[Data items]
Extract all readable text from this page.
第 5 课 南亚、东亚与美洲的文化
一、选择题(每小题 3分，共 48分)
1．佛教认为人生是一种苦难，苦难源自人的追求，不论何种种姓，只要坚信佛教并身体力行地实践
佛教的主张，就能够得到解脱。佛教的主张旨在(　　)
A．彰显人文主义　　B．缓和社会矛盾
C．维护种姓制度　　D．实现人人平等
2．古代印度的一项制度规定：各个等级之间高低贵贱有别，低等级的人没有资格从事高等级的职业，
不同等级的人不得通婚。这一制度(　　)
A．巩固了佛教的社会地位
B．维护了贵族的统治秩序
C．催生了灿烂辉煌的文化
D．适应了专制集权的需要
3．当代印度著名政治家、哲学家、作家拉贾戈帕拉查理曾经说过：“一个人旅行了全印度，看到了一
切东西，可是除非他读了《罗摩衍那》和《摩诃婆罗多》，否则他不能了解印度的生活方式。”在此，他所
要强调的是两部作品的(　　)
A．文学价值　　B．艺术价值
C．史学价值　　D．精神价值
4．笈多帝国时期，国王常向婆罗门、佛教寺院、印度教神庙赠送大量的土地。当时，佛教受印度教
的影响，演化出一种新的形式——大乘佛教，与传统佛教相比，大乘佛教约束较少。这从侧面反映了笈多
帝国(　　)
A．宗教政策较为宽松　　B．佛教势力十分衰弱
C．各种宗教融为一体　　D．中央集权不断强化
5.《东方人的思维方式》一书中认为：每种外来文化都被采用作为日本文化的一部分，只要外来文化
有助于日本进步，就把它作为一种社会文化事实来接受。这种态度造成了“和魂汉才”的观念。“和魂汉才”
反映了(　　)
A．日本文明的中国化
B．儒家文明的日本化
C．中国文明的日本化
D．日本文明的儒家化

**WRITTEN TASK:** Would you copy out each line exactly as written?

**WRITTEN ANSWER:**
Extract all readable text from this page.
第 5 课 南亚、东亚与美洲的文化
一、选择题(每小题 3分，共 48分)
1．佛教认为人生是一种苦难，苦难源自人的追求，不论何种种姓，只要坚信佛教并身体力行地实践
佛教的主张，就能够得到解脱。佛教的主张旨在(　　)
A．彰显人文主义　　B．缓和社会矛盾
C．维护种姓制度　　D．实现人人平等
2．古代印度的一项制度规定：各个等级之间高低贵贱有别，低等级的人没有资格从事高等级的职业，
不同等级的人不得通婚。这一制度(　　)
A．巩固了佛教的社会地位
B．维护了贵族的统治秩序
C．催生了灿烂辉煌的文化
D．适应了专制集权的需要
3．当代印度著名政治家、哲学家、作家拉贾戈帕拉查理曾经说过：“一个人旅行了全印度，看到了一
切东西，可是除非他读了《罗摩衍那》和《摩诃婆罗多》，否则他不能了解印度的生活方式。”在此，他所
要强调的是两部作品的(　　)
A．文学价值　　B．艺术价值
C．史学价值　　D．精神价值
4．笈多帝国时期，国王常向婆罗门、佛教寺院、印度教神庙赠送大量的土地。当时，佛教受印度教
的影响，演化出一种新的形式——大乘佛教，与传统佛教相比，大乘佛教约束较少。这从侧面反映了笈多
帝国(　　)
A．宗教政策较为宽松　　B．佛教势力十分衰弱
C．各种宗教融为一体　　D．中央集权不断强化
5.《东方人的思维方式》一书中认为：每种外来文化都被采用作为日本文化的一部分，只要外来文化
有助于日本进步，就把它作为一种社会文化事实来接受。这种态度造成了“和魂汉才”的观念。“和魂汉才”
反映了(　　)
A．日本文明的中国化
B．儒家文明的日本化
C．中国文明的日本化
D．日本文明的儒家化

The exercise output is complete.